▶ Stated goal
Exactly as they appear, output all of the entries.

Source records
================================

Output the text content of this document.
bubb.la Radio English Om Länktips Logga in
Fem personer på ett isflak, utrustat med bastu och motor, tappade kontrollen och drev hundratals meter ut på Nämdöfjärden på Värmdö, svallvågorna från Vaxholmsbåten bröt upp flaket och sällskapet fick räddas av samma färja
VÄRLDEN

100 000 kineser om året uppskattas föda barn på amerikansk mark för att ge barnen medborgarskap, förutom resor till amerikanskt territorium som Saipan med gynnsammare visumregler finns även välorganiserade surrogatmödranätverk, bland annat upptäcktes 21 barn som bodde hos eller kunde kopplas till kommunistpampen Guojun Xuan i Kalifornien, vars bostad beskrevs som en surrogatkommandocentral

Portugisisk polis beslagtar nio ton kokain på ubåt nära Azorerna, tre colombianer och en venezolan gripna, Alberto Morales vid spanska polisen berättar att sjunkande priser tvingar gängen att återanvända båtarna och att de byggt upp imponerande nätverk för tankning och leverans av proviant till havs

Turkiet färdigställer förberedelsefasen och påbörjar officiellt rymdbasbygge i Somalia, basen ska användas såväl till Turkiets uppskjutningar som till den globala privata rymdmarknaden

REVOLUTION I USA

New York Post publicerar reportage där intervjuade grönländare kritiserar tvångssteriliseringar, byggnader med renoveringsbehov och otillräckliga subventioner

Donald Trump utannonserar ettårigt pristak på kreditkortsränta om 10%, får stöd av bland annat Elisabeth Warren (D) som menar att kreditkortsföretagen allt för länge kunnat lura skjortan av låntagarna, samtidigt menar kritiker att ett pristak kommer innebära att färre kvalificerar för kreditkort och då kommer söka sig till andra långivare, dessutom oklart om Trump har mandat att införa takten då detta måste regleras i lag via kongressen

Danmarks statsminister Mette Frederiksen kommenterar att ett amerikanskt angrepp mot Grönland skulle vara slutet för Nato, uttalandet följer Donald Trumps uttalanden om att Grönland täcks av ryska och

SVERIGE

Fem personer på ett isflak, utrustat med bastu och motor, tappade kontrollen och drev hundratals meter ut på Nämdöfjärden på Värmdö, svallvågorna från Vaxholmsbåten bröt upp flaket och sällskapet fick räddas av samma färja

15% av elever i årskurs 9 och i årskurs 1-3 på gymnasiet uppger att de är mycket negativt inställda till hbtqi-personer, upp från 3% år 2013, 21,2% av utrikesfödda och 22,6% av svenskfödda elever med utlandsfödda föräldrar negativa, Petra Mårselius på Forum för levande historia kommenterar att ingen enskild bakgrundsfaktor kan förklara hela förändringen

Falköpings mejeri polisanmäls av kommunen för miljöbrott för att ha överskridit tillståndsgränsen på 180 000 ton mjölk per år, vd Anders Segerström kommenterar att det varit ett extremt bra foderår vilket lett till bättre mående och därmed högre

================================

▶ Result of this task
Output the text content of this document.
bubb.la Radio English Om Länktips Logga in
Fem personer på ett isflak, utrustat med bastu och motor, tappade kontrollen och drev hundratals meter ut på Nämdöfjärden på Värmdö, svallvågorna från Vaxholmsbåten bröt upp flaket och sällskapet fick räddas av samma färja
VÄRLDEN

100 000 kineser om året uppskattas föda barn på amerikansk mark för att ge barnen medborgarskap, förutom resor till amerikanskt territorium som Saipan med gynnsammare visumregler finns även välorganiserade surrogatmödranätverk, bland annat upptäcktes 21 barn som bodde hos eller kunde kopplas till kommunistpampen Guojun Xuan i Kalifornien, vars bostad beskrevs som en surrogatkommandocentral

Portugisisk polis beslagtar nio ton kokain på ubåt nära Azorerna, tre colombianer och en venezolan gripna, Alberto Morales vid spanska polisen berättar att sjunkande priser tvingar gängen att återanvända båtarna och att de byggt upp imponerande nätverk för tankning och leverans av proviant till havs

Turkiet färdigställer förberedelsefasen och påbörjar officiellt rymdbasbygge i Somalia, basen ska användas såväl till Turkiets uppskjutningar som till den globala privata rymdmarknaden

REVOLUTION I USA

New York Post publicerar reportage där intervjuade grönländare kritiserar tvångssteriliseringar, byggnader med renoveringsbehov och otillräckliga subventioner

Donald Trump utannonserar ettårigt pristak på kreditkortsränta om 10%, får stöd av bland annat Elisabeth Warren (D) som menar att kreditkortsföretagen allt för länge kunnat lura skjortan av låntagarna, samtidigt menar kritiker att ett pristak kommer innebära att färre kvalificerar för kreditkort och då kommer söka sig till andra långivare, dessutom oklart om Trump har mandat att införa takten då detta måste regleras i lag via kongressen

Danmarks statsminister Mette Frederiksen kommenterar att ett amerikanskt angrepp mot Grönland skulle vara slutet för Nato, uttalandet följer Donald Trumps uttalanden om att Grönland täcks av ryska och

SVERIGE

Fem personer på ett isflak, utrustat med bastu och motor, tappade kontrollen och drev hundratals meter ut på Nämdöfjärden på Värmdö, svallvågorna från Vaxholmsbåten bröt upp flaket och sällskapet fick räddas av samma färja

15% av elever i årskurs 9 och i årskurs 1-3 på gymnasiet uppger att de är mycket negativt inställda till hbtqi-personer, upp från 3% år 2013, 21,2% av utrikesfödda och 22,6% av svenskfödda elever med utlandsfödda föräldrar negativa, Petra Mårselius på Forum för levande historia kommenterar att ingen enskild bakgrundsfaktor kan förklara hela förändringen

Falköpings mejeri polisanmäls av kommunen för miljöbrott för att ha överskridit tillståndsgränsen på 180 000 ton mjölk per år, vd Anders Segerström kommenterar att det varit ett extremt bra foderår vilket lett till bättre mående och därmed högre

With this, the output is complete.